◆ **GIVEN REQUEST**
Write out every line of the material below without changing anything.

Collected data:
=====
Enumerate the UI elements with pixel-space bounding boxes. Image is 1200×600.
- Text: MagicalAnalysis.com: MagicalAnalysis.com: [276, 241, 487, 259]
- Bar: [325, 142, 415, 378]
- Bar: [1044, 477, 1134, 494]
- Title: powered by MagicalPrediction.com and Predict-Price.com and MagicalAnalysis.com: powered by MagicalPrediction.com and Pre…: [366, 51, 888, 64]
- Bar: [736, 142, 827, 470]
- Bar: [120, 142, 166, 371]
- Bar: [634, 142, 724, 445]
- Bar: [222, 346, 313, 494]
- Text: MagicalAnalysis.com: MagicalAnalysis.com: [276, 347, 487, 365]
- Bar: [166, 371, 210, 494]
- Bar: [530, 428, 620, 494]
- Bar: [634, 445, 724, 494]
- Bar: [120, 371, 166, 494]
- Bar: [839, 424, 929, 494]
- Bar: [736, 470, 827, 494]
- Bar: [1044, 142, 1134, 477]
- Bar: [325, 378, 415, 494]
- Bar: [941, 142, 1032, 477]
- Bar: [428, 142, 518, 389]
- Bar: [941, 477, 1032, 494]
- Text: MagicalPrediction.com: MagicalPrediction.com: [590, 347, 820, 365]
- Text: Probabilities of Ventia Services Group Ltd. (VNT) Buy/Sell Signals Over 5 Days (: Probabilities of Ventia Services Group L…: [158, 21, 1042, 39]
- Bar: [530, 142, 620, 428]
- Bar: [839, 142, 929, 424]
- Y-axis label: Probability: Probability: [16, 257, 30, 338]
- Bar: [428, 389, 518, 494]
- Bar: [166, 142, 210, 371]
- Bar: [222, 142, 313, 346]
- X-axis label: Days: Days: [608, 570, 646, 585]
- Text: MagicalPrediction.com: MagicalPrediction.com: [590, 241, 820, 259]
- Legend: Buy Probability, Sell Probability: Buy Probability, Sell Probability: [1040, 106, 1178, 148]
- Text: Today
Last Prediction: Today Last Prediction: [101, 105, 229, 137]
=====
◆ **SOLUTION TO THIS TASK**
Enumerate the UI elements with pixel-space bounding boxes. Image is 1200×600.
- Text: MagicalAnalysis.com: MagicalAnalysis.com: [276, 241, 487, 259]
- Bar: [325, 142, 415, 378]
- Bar: [1044, 477, 1134, 494]
- Title: powered by MagicalPrediction.com and Predict-Price.com and MagicalAnalysis.com: powered by MagicalPrediction.com and Pre…: [366, 51, 888, 64]
- Bar: [736, 142, 827, 470]
- Bar: [120, 142, 166, 371]
- Bar: [634, 142, 724, 445]
- Bar: [222, 346, 313, 494]
- Text: MagicalAnalysis.com: MagicalAnalysis.com: [276, 347, 487, 365]
- Bar: [166, 371, 210, 494]
- Bar: [530, 428, 620, 494]
- Bar: [634, 445, 724, 494]
- Bar: [120, 371, 166, 494]
- Bar: [839, 424, 929, 494]
- Bar: [736, 470, 827, 494]
- Bar: [1044, 142, 1134, 477]
- Bar: [325, 378, 415, 494]
- Bar: [941, 142, 1032, 477]
- Bar: [428, 142, 518, 389]
- Bar: [941, 477, 1032, 494]
- Text: MagicalPrediction.com: MagicalPrediction.com: [590, 347, 820, 365]
- Text: Probabilities of Ventia Services Group Ltd. (VNT) Buy/Sell Signals Over 5 Days (: Probabilities of Ventia Services Group L…: [158, 21, 1042, 39]
- Bar: [530, 142, 620, 428]
- Bar: [839, 142, 929, 424]
- Y-axis label: Probability: Probability: [16, 257, 30, 338]
- Bar: [428, 389, 518, 494]
- Bar: [166, 142, 210, 371]
- Bar: [222, 142, 313, 346]
- X-axis label: Days: Days: [608, 570, 646, 585]
- Text: MagicalPrediction.com: MagicalPrediction.com: [590, 241, 820, 259]
- Legend: Buy Probability, Sell Probability: Buy Probability, Sell Probability: [1040, 106, 1178, 148]
- Text: Today
Last Prediction: Today Last Prediction: [101, 105, 229, 137]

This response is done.